▸ **TASK TO CARRY OUT**
Copy out the listing that follows, exactly, without its pictures.

>> BEGIN DATA FOR THIS EXERCISE

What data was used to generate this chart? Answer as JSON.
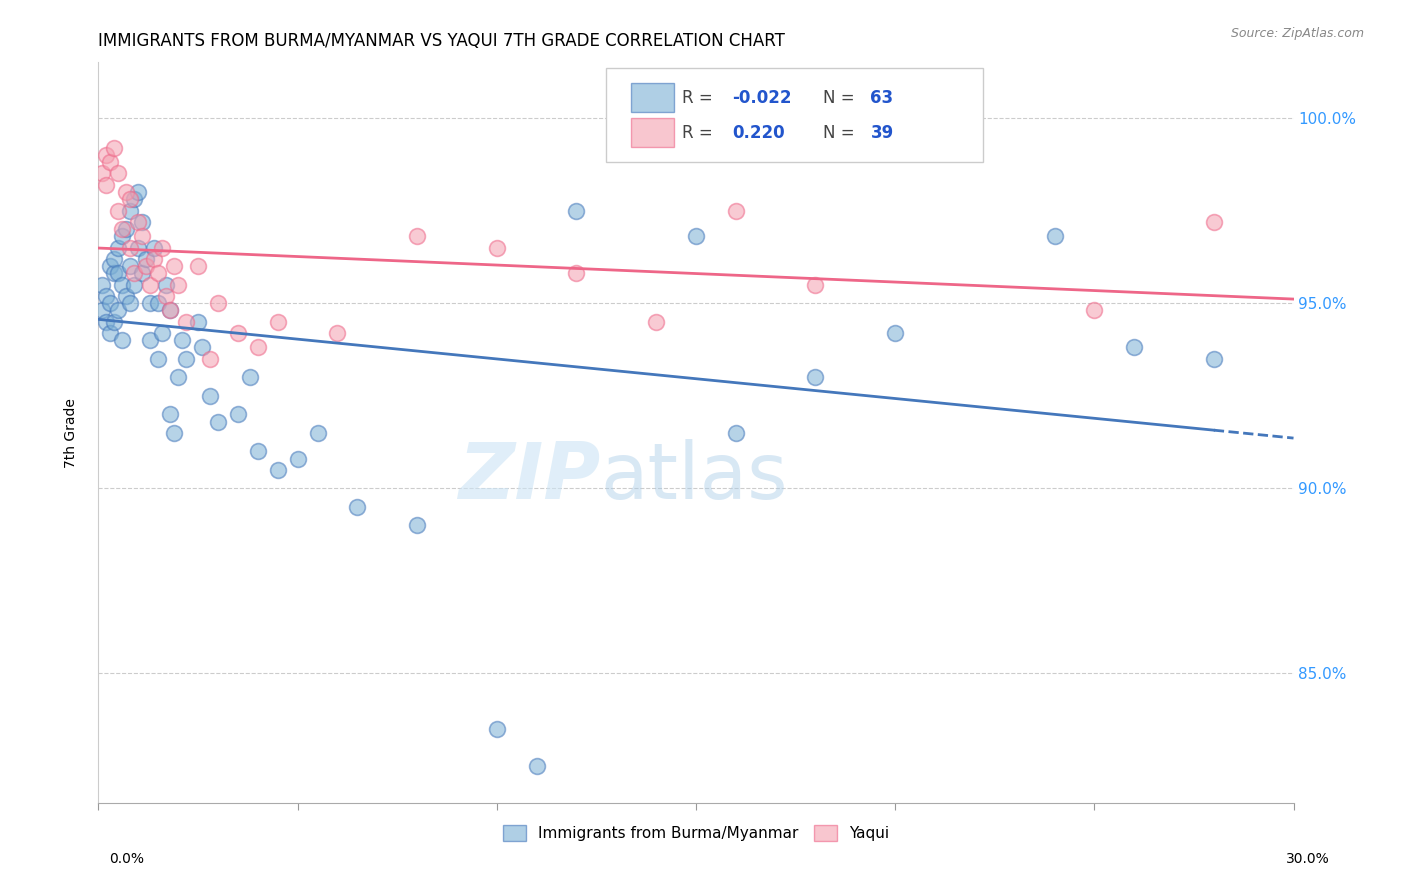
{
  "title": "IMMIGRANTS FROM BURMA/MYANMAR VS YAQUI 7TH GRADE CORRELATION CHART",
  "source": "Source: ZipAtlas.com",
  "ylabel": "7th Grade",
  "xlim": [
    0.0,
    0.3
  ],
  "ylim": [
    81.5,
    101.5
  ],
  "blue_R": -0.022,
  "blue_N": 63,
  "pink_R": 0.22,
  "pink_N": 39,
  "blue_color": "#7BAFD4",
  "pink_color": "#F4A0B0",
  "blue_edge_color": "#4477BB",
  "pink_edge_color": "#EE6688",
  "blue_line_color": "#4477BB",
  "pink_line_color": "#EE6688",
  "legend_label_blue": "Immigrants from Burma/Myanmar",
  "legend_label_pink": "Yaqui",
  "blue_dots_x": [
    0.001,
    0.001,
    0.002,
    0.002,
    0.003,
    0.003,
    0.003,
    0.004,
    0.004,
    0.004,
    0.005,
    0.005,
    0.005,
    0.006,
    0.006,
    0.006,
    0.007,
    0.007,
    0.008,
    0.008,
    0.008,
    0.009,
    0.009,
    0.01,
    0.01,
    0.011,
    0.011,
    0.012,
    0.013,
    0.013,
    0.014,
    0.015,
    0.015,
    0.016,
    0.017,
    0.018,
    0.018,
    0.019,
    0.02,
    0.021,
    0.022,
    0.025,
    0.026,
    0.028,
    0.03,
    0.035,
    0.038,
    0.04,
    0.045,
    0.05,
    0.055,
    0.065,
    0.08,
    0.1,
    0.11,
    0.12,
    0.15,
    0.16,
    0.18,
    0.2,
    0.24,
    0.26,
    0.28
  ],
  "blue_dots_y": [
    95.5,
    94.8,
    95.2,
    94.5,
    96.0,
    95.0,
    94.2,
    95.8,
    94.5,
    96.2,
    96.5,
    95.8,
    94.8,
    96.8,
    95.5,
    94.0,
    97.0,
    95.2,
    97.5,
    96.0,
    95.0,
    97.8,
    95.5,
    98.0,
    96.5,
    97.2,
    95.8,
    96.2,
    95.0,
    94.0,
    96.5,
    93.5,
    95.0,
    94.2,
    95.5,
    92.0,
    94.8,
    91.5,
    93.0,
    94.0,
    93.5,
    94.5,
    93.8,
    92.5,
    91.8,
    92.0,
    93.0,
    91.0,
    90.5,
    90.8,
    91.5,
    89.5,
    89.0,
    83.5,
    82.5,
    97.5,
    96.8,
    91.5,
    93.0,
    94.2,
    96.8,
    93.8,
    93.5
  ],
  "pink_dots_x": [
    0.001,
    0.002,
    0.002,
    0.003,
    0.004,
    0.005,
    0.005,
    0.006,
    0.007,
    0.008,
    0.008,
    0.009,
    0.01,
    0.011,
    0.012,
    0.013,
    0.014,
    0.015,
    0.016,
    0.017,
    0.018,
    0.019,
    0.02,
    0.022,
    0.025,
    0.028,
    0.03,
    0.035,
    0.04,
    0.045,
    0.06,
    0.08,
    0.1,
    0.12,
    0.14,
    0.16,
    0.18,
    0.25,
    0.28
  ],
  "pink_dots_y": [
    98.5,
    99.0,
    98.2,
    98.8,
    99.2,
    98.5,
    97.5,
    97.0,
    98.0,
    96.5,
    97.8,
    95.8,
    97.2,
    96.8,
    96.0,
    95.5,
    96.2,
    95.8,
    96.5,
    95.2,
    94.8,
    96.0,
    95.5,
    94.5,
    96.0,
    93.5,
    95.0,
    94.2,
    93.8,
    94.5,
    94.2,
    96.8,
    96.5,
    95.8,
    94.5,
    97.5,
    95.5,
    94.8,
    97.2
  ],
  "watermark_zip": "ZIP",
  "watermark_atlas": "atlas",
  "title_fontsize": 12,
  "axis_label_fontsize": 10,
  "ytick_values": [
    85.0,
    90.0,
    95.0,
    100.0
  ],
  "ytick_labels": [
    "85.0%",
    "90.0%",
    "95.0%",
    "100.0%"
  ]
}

>> END DATA FOR THIS EXERCISE

▸ **EXERCISE SOLUTION**
What data was used to generate this chart? Answer as JSON.
{
  "title": "IMMIGRANTS FROM BURMA/MYANMAR VS YAQUI 7TH GRADE CORRELATION CHART",
  "source": "Source: ZipAtlas.com",
  "ylabel": "7th Grade",
  "xlim": [
    0.0,
    0.3
  ],
  "ylim": [
    81.5,
    101.5
  ],
  "blue_R": -0.022,
  "blue_N": 63,
  "pink_R": 0.22,
  "pink_N": 39,
  "blue_color": "#7BAFD4",
  "pink_color": "#F4A0B0",
  "blue_edge_color": "#4477BB",
  "pink_edge_color": "#EE6688",
  "blue_line_color": "#4477BB",
  "pink_line_color": "#EE6688",
  "legend_label_blue": "Immigrants from Burma/Myanmar",
  "legend_label_pink": "Yaqui",
  "blue_dots_x": [
    0.001,
    0.001,
    0.002,
    0.002,
    0.003,
    0.003,
    0.003,
    0.004,
    0.004,
    0.004,
    0.005,
    0.005,
    0.005,
    0.006,
    0.006,
    0.006,
    0.007,
    0.007,
    0.008,
    0.008,
    0.008,
    0.009,
    0.009,
    0.01,
    0.01,
    0.011,
    0.011,
    0.012,
    0.013,
    0.013,
    0.014,
    0.015,
    0.015,
    0.016,
    0.017,
    0.018,
    0.018,
    0.019,
    0.02,
    0.021,
    0.022,
    0.025,
    0.026,
    0.028,
    0.03,
    0.035,
    0.038,
    0.04,
    0.045,
    0.05,
    0.055,
    0.065,
    0.08,
    0.1,
    0.11,
    0.12,
    0.15,
    0.16,
    0.18,
    0.2,
    0.24,
    0.26,
    0.28
  ],
  "blue_dots_y": [
    95.5,
    94.8,
    95.2,
    94.5,
    96.0,
    95.0,
    94.2,
    95.8,
    94.5,
    96.2,
    96.5,
    95.8,
    94.8,
    96.8,
    95.5,
    94.0,
    97.0,
    95.2,
    97.5,
    96.0,
    95.0,
    97.8,
    95.5,
    98.0,
    96.5,
    97.2,
    95.8,
    96.2,
    95.0,
    94.0,
    96.5,
    93.5,
    95.0,
    94.2,
    95.5,
    92.0,
    94.8,
    91.5,
    93.0,
    94.0,
    93.5,
    94.5,
    93.8,
    92.5,
    91.8,
    92.0,
    93.0,
    91.0,
    90.5,
    90.8,
    91.5,
    89.5,
    89.0,
    83.5,
    82.5,
    97.5,
    96.8,
    91.5,
    93.0,
    94.2,
    96.8,
    93.8,
    93.5
  ],
  "pink_dots_x": [
    0.001,
    0.002,
    0.002,
    0.003,
    0.004,
    0.005,
    0.005,
    0.006,
    0.007,
    0.008,
    0.008,
    0.009,
    0.01,
    0.011,
    0.012,
    0.013,
    0.014,
    0.015,
    0.016,
    0.017,
    0.018,
    0.019,
    0.02,
    0.022,
    0.025,
    0.028,
    0.03,
    0.035,
    0.04,
    0.045,
    0.06,
    0.08,
    0.1,
    0.12,
    0.14,
    0.16,
    0.18,
    0.25,
    0.28
  ],
  "pink_dots_y": [
    98.5,
    99.0,
    98.2,
    98.8,
    99.2,
    98.5,
    97.5,
    97.0,
    98.0,
    96.5,
    97.8,
    95.8,
    97.2,
    96.8,
    96.0,
    95.5,
    96.2,
    95.8,
    96.5,
    95.2,
    94.8,
    96.0,
    95.5,
    94.5,
    96.0,
    93.5,
    95.0,
    94.2,
    93.8,
    94.5,
    94.2,
    96.8,
    96.5,
    95.8,
    94.5,
    97.5,
    95.5,
    94.8,
    97.2
  ],
  "watermark_zip": "ZIP",
  "watermark_atlas": "atlas",
  "title_fontsize": 12,
  "axis_label_fontsize": 10,
  "ytick_values": [
    85.0,
    90.0,
    95.0,
    100.0
  ],
  "ytick_labels": [
    "85.0%",
    "90.0%",
    "95.0%",
    "100.0%"
  ]
}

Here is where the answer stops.